==== DATA PROVIDED ====

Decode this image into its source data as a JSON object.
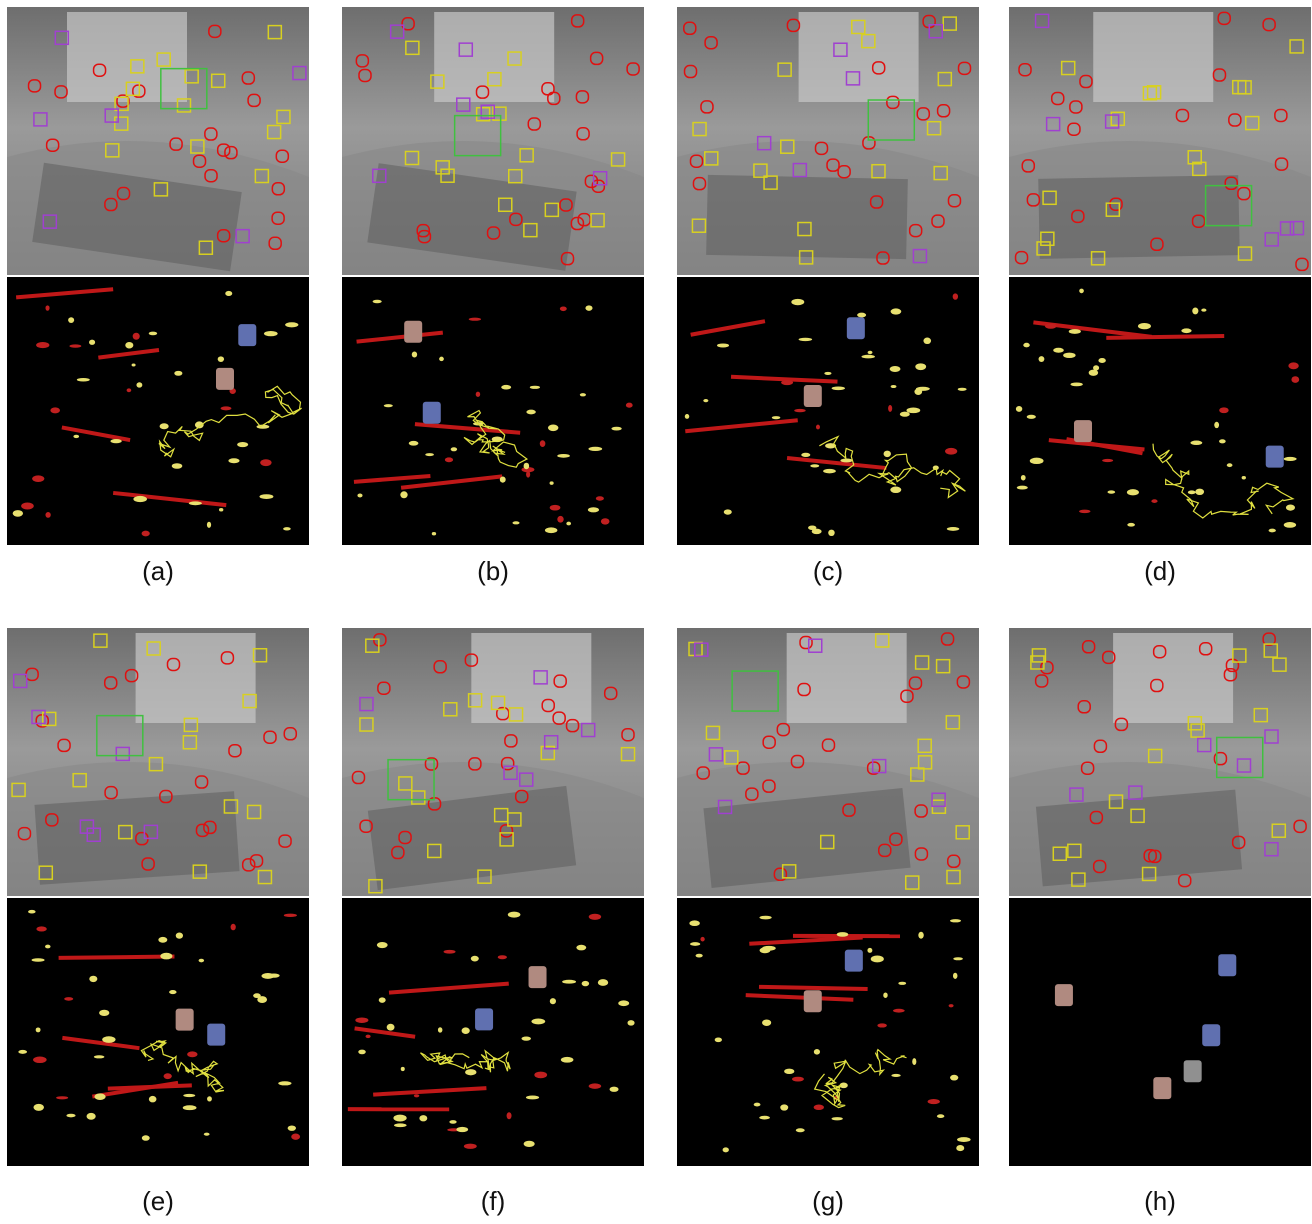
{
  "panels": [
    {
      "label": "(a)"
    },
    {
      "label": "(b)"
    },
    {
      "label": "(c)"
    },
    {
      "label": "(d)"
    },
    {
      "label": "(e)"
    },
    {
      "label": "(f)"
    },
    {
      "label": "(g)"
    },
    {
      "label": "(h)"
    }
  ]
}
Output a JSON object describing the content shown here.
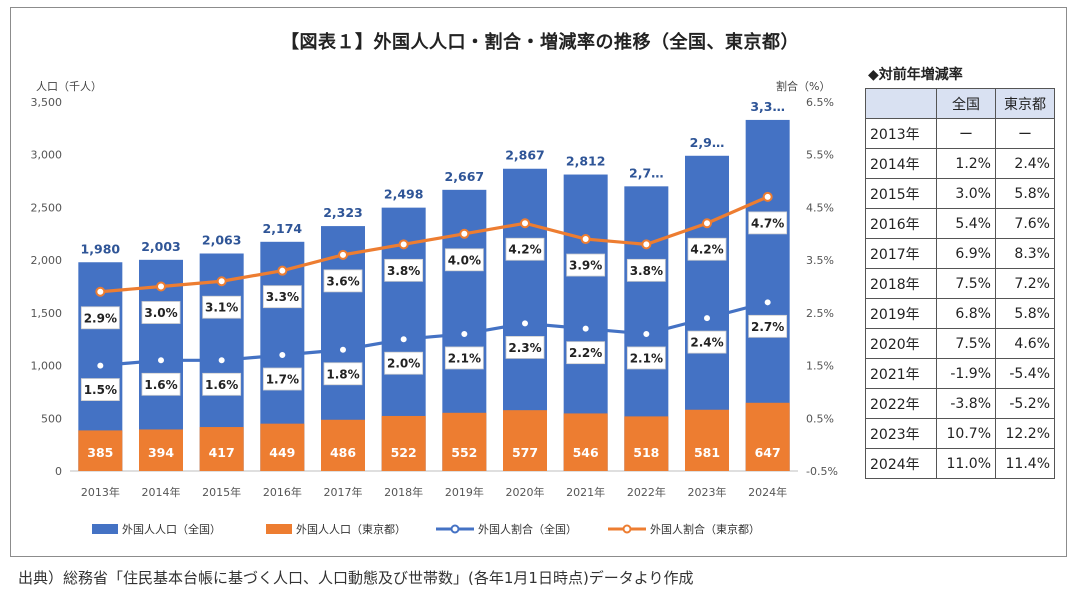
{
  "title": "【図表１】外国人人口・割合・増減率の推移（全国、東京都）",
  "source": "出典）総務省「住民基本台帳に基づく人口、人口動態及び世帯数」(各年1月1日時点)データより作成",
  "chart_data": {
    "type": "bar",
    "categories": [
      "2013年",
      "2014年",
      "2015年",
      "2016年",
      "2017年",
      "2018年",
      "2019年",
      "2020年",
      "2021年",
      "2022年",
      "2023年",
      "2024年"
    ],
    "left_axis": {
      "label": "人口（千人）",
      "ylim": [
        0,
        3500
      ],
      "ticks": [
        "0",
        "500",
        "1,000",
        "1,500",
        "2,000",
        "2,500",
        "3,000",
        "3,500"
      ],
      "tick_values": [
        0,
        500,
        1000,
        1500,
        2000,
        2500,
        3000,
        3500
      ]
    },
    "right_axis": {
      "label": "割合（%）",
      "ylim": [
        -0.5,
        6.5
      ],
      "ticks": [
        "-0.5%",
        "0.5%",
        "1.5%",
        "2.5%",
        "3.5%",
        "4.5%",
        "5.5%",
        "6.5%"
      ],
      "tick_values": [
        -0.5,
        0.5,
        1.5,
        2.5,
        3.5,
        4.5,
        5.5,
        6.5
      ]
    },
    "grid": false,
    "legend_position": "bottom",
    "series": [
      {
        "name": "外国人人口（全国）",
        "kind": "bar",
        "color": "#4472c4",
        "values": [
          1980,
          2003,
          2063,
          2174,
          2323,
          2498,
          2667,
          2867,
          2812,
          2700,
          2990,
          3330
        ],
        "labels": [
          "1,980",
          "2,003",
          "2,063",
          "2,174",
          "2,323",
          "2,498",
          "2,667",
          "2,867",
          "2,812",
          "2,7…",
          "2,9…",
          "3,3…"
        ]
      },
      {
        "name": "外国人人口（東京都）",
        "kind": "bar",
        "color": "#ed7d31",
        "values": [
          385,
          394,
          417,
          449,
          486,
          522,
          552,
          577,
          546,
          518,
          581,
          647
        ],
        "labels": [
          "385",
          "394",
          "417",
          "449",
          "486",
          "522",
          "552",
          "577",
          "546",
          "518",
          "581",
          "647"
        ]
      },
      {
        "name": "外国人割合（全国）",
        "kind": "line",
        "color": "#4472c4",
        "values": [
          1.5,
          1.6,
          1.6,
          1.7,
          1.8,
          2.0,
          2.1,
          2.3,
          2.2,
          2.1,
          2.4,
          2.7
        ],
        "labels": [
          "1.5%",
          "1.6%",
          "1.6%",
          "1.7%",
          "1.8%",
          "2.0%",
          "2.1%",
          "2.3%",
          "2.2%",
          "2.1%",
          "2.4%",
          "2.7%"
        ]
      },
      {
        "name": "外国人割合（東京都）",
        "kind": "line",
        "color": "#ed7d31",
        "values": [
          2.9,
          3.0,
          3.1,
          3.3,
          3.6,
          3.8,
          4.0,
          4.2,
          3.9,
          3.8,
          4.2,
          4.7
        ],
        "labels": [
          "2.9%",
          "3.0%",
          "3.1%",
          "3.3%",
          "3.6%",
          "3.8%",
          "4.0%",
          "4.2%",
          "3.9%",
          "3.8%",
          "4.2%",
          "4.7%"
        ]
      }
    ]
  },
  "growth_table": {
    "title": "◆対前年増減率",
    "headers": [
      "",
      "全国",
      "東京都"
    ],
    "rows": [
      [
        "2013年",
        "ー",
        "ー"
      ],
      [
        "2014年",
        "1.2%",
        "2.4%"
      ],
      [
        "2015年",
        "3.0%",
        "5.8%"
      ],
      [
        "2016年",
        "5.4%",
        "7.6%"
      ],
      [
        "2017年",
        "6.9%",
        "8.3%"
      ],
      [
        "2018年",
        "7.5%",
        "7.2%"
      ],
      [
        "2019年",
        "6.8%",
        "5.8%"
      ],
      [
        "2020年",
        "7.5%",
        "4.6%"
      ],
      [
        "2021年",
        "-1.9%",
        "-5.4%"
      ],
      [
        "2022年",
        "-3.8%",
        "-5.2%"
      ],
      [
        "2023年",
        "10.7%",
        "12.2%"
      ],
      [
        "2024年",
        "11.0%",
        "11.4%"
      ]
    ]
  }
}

====
==== DATA PROVIDED ====

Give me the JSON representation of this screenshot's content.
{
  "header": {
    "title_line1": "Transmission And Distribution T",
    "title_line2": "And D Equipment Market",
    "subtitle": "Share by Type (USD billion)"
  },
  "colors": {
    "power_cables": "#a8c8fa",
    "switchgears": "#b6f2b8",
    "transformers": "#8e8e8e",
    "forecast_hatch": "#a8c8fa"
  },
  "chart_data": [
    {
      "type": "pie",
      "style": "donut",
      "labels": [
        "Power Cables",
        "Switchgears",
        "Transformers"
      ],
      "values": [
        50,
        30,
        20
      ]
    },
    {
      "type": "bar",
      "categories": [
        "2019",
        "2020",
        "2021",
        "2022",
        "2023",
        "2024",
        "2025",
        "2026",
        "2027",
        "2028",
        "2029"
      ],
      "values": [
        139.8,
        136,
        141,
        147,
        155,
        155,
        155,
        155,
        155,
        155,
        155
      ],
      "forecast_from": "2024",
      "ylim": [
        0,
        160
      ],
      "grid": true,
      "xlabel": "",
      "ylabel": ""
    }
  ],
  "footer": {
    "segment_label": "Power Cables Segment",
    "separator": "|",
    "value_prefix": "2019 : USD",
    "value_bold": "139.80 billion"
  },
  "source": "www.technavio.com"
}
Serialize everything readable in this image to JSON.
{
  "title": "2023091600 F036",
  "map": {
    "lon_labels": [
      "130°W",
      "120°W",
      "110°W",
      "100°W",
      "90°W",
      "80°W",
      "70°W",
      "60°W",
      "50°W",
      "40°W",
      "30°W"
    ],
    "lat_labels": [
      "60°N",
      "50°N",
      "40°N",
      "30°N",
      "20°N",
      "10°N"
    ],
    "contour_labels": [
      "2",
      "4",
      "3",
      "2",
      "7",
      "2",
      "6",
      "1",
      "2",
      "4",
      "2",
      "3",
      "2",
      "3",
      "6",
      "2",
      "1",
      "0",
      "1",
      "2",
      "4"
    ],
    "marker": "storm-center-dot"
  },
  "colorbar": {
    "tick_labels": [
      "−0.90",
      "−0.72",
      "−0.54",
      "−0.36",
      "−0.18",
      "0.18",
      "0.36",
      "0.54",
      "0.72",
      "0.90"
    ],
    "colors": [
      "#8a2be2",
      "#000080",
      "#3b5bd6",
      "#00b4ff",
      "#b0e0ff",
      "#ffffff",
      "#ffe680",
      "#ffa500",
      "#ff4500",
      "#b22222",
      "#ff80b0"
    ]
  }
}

====

## EXERCISE AIM
Go through the data above and find the lines with the word "name". Copy each of those lines.

## FINISHED ANSWER
        "name": "外国人人口（全国）",
        "name": "外国人人口（東京都）",
        "name": "外国人割合（全国）",
        "name": "外国人割合（東京都）",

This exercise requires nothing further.